## SET TASK
Report only how many lines of the entries below contain the string "novembre".

======== INPUT RECORDS ========

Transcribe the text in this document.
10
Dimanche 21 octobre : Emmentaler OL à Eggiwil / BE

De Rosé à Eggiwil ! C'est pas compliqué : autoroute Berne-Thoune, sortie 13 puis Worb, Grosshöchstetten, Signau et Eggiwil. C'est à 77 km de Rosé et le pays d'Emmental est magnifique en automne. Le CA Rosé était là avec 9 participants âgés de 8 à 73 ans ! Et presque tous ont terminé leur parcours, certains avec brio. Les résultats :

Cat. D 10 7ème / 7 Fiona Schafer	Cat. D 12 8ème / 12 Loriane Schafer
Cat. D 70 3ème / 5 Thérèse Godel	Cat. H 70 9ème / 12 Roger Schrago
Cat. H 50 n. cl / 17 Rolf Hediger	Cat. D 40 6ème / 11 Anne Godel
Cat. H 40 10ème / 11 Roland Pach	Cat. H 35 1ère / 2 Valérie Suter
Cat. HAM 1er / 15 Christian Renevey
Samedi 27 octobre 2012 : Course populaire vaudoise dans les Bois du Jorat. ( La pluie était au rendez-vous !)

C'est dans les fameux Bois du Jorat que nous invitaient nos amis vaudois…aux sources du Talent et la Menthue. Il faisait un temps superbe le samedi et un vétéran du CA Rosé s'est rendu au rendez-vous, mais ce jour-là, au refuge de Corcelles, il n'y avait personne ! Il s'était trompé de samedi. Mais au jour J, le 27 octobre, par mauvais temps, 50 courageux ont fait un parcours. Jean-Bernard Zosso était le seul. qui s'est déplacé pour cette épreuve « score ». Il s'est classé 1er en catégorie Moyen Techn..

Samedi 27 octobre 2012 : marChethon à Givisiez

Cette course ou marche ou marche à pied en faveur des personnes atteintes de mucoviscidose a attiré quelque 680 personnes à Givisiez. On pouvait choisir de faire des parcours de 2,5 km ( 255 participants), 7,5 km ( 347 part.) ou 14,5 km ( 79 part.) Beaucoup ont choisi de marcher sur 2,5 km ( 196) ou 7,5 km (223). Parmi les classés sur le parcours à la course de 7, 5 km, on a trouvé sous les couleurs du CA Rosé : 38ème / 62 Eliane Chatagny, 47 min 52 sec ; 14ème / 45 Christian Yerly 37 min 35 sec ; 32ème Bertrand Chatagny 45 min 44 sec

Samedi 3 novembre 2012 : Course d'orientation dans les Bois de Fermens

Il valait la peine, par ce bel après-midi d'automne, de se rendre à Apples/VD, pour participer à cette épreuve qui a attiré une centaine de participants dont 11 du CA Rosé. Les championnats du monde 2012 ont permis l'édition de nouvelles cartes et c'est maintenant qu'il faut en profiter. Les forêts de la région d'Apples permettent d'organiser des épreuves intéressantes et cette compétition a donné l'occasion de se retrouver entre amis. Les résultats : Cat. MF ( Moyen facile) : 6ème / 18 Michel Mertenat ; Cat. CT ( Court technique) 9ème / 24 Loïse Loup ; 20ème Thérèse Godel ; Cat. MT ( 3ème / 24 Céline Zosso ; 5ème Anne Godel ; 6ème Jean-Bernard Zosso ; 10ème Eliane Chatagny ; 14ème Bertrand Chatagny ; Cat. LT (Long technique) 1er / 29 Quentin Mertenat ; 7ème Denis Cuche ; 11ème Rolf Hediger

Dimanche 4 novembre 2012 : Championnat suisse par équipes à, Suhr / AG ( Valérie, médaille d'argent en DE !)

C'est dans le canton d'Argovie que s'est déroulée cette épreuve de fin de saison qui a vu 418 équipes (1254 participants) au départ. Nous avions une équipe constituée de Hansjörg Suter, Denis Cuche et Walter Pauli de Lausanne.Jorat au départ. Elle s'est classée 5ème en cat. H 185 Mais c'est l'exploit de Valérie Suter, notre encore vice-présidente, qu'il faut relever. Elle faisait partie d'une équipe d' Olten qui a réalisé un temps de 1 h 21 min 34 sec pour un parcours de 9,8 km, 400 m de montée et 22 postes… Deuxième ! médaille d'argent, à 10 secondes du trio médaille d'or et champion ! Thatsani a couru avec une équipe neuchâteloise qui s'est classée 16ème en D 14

========

## EXERCISE SOLUTION
2